Output each entry exactly; skip nothing.

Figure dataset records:
· · · · · · ·

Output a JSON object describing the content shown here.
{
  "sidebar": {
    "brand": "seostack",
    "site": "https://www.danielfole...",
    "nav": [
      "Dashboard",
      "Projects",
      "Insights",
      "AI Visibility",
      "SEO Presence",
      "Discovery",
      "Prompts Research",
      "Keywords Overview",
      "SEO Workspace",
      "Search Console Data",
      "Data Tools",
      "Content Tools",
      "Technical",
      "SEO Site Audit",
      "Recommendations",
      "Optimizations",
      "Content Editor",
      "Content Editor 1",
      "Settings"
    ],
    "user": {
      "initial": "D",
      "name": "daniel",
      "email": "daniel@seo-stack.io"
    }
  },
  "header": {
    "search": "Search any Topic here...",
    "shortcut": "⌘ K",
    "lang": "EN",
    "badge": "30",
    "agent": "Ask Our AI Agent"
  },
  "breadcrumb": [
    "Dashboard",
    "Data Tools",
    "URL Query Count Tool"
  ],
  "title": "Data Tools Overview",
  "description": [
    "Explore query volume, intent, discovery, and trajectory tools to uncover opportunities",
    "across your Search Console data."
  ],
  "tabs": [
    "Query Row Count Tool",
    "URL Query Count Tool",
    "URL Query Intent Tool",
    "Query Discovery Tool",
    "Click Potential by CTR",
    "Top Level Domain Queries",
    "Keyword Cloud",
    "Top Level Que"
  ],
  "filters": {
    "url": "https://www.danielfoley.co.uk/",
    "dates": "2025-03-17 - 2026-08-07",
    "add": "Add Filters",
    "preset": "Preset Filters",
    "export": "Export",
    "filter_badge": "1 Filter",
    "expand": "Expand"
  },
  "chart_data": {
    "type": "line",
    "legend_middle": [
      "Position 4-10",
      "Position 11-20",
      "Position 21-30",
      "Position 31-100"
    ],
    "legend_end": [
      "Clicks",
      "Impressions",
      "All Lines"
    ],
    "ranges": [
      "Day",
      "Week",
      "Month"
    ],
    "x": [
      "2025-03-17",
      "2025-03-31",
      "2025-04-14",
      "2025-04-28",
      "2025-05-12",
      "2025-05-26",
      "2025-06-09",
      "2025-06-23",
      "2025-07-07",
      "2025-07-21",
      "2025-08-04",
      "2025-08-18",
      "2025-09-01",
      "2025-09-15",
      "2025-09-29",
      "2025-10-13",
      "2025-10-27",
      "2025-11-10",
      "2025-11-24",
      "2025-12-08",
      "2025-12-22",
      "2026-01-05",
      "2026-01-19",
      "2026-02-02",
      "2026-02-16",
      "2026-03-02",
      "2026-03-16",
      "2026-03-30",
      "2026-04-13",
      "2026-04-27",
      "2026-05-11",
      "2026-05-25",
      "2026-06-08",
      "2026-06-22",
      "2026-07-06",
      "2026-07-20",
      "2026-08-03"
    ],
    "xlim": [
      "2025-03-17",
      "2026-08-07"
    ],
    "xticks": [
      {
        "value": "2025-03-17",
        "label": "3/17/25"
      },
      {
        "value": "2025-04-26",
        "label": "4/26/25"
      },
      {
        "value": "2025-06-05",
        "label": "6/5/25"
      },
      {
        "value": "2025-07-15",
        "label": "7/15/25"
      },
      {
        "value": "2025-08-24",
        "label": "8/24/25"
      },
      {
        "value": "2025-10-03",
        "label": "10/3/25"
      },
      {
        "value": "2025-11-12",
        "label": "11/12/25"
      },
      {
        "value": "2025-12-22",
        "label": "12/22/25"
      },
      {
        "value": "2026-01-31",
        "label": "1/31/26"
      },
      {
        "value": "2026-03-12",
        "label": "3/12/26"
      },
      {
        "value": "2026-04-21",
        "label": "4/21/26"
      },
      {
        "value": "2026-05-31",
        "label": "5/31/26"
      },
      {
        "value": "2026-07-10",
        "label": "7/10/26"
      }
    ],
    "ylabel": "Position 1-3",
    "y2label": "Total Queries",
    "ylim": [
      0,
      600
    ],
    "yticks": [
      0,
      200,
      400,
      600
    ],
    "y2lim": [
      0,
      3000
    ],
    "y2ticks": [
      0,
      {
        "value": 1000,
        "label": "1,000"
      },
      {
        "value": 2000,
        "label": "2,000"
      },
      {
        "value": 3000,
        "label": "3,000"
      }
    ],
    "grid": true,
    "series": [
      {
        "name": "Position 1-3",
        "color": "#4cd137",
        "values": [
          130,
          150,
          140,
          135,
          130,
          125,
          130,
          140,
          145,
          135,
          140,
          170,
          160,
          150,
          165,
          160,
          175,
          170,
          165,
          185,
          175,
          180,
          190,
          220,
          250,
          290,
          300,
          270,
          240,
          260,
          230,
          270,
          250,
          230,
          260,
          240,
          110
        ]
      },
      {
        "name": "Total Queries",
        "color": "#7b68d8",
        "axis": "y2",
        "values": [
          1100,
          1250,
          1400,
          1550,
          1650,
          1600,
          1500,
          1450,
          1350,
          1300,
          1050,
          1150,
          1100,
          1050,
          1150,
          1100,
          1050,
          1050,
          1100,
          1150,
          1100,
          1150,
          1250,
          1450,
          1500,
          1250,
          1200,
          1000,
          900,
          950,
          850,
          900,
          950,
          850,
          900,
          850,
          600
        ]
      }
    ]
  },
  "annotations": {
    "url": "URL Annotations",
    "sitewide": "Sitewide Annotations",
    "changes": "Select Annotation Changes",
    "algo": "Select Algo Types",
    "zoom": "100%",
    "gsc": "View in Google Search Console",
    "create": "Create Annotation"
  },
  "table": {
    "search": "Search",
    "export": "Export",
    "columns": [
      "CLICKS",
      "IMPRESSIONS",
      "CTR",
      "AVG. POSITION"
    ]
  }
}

· · · · · · ·

Solution for this exercise >>
Output a JSON object describing the content shown here.
{
  "sidebar": {
    "brand": "seostack",
    "site": "https://www.danielfole...",
    "nav": [
      "Dashboard",
      "Projects",
      "Insights",
      "AI Visibility",
      "SEO Presence",
      "Discovery",
      "Prompts Research",
      "Keywords Overview",
      "SEO Workspace",
      "Search Console Data",
      "Data Tools",
      "Content Tools",
      "Technical",
      "SEO Site Audit",
      "Recommendations",
      "Optimizations",
      "Content Editor",
      "Content Editor 1",
      "Settings"
    ],
    "user": {
      "initial": "D",
      "name": "daniel",
      "email": "daniel@seo-stack.io"
    }
  },
  "header": {
    "search": "Search any Topic here...",
    "shortcut": "⌘ K",
    "lang": "EN",
    "badge": "30",
    "agent": "Ask Our AI Agent"
  },
  "breadcrumb": [
    "Dashboard",
    "Data Tools",
    "URL Query Count Tool"
  ],
  "title": "Data Tools Overview",
  "description": [
    "Explore query volume, intent, discovery, and trajectory tools to uncover opportunities",
    "across your Search Console data."
  ],
  "tabs": [
    "Query Row Count Tool",
    "URL Query Count Tool",
    "URL Query Intent Tool",
    "Query Discovery Tool",
    "Click Potential by CTR",
    "Top Level Domain Queries",
    "Keyword Cloud",
    "Top Level Que"
  ],
  "filters": {
    "url": "https://www.danielfoley.co.uk/",
    "dates": "2025-03-17 - 2026-08-07",
    "add": "Add Filters",
    "preset": "Preset Filters",
    "export": "Export",
    "filter_badge": "1 Filter",
    "expand": "Expand"
  },
  "chart_data": {
    "type": "line",
    "legend_middle": [
      "Position 4-10",
      "Position 11-20",
      "Position 21-30",
      "Position 31-100"
    ],
    "legend_end": [
      "Clicks",
      "Impressions",
      "All Lines"
    ],
    "ranges": [
      "Day",
      "Week",
      "Month"
    ],
    "x": [
      "2025-03-17",
      "2025-03-31",
      "2025-04-14",
      "2025-04-28",
      "2025-05-12",
      "2025-05-26",
      "2025-06-09",
      "2025-06-23",
      "2025-07-07",
      "2025-07-21",
      "2025-08-04",
      "2025-08-18",
      "2025-09-01",
      "2025-09-15",
      "2025-09-29",
      "2025-10-13",
      "2025-10-27",
      "2025-11-10",
      "2025-11-24",
      "2025-12-08",
      "2025-12-22",
      "2026-01-05",
      "2026-01-19",
      "2026-02-02",
      "2026-02-16",
      "2026-03-02",
      "2026-03-16",
      "2026-03-30",
      "2026-04-13",
      "2026-04-27",
      "2026-05-11",
      "2026-05-25",
      "2026-06-08",
      "2026-06-22",
      "2026-07-06",
      "2026-07-20",
      "2026-08-03"
    ],
    "xlim": [
      "2025-03-17",
      "2026-08-07"
    ],
    "xticks": [
      {
        "value": "2025-03-17",
        "label": "3/17/25"
      },
      {
        "value": "2025-04-26",
        "label": "4/26/25"
      },
      {
        "value": "2025-06-05",
        "label": "6/5/25"
      },
      {
        "value": "2025-07-15",
        "label": "7/15/25"
      },
      {
        "value": "2025-08-24",
        "label": "8/24/25"
      },
      {
        "value": "2025-10-03",
        "label": "10/3/25"
      },
      {
        "value": "2025-11-12",
        "label": "11/12/25"
      },
      {
        "value": "2025-12-22",
        "label": "12/22/25"
      },
      {
        "value": "2026-01-31",
        "label": "1/31/26"
      },
      {
        "value": "2026-03-12",
        "label": "3/12/26"
      },
      {
        "value": "2026-04-21",
        "label": "4/21/26"
      },
      {
        "value": "2026-05-31",
        "label": "5/31/26"
      },
      {
        "value": "2026-07-10",
        "label": "7/10/26"
      }
    ],
    "ylabel": "Position 1-3",
    "y2label": "Total Queries",
    "ylim": [
      0,
      600
    ],
    "yticks": [
      0,
      200,
      400,
      600
    ],
    "y2lim": [
      0,
      3000
    ],
    "y2ticks": [
      0,
      {
        "value": 1000,
        "label": "1,000"
      },
      {
        "value": 2000,
        "label": "2,000"
      },
      {
        "value": 3000,
        "label": "3,000"
      }
    ],
    "grid": true,
    "series": [
      {
        "name": "Position 1-3",
        "color": "#4cd137",
        "values": [
          130,
          150,
          140,
          135,
          130,
          125,
          130,
          140,
          145,
          135,
          140,
          170,
          160,
          150,
          165,
          160,
          175,
          170,
          165,
          185,
          175,
          180,
          190,
          220,
          250,
          290,
          300,
          270,
          240,
          260,
          230,
          270,
          250,
          230,
          260,
          240,
          110
        ]
      },
      {
        "name": "Total Queries",
        "color": "#7b68d8",
        "axis": "y2",
        "values": [
          1100,
          1250,
          1400,
          1550,
          1650,
          1600,
          1500,
          1450,
          1350,
          1300,
          1050,
          1150,
          1100,
          1050,
          1150,
          1100,
          1050,
          1050,
          1100,
          1150,
          1100,
          1150,
          1250,
          1450,
          1500,
          1250,
          1200,
          1000,
          900,
          950,
          850,
          900,
          950,
          850,
          900,
          850,
          600
        ]
      }
    ]
  },
  "annotations": {
    "url": "URL Annotations",
    "sitewide": "Sitewide Annotations",
    "changes": "Select Annotation Changes",
    "algo": "Select Algo Types",
    "zoom": "100%",
    "gsc": "View in Google Search Console",
    "create": "Create Annotation"
  },
  "table": {
    "search": "Search",
    "export": "Export",
    "columns": [
      "CLICKS",
      "IMPRESSIONS",
      "CTR",
      "AVG. POSITION"
    ]
  }
}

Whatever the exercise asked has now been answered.